— START OF Information given —

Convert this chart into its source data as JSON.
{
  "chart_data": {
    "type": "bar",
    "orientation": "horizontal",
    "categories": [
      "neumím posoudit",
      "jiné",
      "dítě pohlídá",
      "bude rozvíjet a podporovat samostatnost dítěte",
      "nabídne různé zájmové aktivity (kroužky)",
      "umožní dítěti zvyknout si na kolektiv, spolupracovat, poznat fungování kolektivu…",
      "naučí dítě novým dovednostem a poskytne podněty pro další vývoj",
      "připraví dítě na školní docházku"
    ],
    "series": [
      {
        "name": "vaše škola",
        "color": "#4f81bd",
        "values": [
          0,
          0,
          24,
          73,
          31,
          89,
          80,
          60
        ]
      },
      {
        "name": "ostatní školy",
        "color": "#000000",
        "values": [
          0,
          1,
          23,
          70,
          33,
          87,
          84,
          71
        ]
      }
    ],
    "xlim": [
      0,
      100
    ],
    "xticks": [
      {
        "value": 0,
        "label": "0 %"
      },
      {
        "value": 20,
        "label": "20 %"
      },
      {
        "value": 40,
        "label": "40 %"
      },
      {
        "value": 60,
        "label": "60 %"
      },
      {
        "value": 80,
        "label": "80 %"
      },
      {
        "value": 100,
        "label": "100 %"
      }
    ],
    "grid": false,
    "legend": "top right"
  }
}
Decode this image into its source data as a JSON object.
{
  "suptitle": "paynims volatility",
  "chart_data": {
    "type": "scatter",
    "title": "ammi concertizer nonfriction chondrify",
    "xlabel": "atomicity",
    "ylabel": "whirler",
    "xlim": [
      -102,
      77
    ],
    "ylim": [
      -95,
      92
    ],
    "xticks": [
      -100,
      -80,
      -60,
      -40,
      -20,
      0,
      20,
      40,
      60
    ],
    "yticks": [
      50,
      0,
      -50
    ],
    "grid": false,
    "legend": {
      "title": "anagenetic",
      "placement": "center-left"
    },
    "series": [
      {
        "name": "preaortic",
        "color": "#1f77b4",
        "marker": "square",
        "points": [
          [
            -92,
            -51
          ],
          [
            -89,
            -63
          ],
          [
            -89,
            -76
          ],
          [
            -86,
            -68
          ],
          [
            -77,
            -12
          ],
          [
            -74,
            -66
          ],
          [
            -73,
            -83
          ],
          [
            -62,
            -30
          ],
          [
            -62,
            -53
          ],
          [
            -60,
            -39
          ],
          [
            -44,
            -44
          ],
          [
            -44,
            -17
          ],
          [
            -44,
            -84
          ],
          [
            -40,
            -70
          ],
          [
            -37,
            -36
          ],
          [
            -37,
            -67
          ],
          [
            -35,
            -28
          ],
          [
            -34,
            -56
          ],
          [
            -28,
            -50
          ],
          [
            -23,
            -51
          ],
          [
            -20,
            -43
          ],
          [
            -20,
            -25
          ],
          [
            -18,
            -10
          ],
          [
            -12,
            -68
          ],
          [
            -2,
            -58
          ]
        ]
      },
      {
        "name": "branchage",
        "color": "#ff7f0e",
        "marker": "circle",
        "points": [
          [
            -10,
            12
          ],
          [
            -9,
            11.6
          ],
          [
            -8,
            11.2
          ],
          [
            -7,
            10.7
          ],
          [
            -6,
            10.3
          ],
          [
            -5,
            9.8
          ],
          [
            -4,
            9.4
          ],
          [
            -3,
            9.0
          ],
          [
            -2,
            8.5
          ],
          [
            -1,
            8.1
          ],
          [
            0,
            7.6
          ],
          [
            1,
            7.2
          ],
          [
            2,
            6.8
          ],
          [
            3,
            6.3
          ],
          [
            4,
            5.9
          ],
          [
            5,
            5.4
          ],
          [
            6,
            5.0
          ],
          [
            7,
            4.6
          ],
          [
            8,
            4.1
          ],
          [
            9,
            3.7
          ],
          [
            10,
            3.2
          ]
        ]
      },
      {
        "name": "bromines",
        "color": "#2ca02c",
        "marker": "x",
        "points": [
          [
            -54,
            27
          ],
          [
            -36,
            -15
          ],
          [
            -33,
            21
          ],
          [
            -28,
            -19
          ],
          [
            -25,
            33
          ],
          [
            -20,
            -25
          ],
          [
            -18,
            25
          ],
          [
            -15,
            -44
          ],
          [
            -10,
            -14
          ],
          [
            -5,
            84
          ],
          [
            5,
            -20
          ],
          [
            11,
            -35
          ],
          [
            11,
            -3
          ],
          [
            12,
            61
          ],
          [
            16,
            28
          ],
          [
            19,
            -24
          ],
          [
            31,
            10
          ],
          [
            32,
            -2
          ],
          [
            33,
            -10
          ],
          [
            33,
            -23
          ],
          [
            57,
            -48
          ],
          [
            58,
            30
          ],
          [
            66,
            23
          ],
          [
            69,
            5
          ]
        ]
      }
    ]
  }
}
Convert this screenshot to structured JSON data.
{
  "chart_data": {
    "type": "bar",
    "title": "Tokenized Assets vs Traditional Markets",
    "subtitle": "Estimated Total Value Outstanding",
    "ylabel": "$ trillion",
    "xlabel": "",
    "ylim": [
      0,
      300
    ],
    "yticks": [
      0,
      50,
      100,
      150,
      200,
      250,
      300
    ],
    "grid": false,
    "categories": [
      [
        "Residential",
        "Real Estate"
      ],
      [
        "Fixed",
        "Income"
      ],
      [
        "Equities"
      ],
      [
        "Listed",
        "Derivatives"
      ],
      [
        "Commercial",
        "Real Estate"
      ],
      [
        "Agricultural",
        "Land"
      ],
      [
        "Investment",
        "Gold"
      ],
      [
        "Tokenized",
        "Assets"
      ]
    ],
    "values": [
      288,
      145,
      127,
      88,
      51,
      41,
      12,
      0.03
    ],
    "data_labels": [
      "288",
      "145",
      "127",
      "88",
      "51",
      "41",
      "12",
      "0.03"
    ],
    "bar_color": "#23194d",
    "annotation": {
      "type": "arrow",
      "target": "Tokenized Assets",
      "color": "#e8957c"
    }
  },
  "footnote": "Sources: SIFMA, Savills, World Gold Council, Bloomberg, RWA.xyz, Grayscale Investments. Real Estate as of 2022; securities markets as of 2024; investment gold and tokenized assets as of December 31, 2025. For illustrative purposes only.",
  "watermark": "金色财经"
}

— END OF Information given —

**Task details:** Which lines of the data above contain "this"? Copy each one.

**Exercise solution:**
Convert this chart into its source data as JSON.
Decode this image into its source data as a JSON object.
Convert this screenshot to structured JSON data.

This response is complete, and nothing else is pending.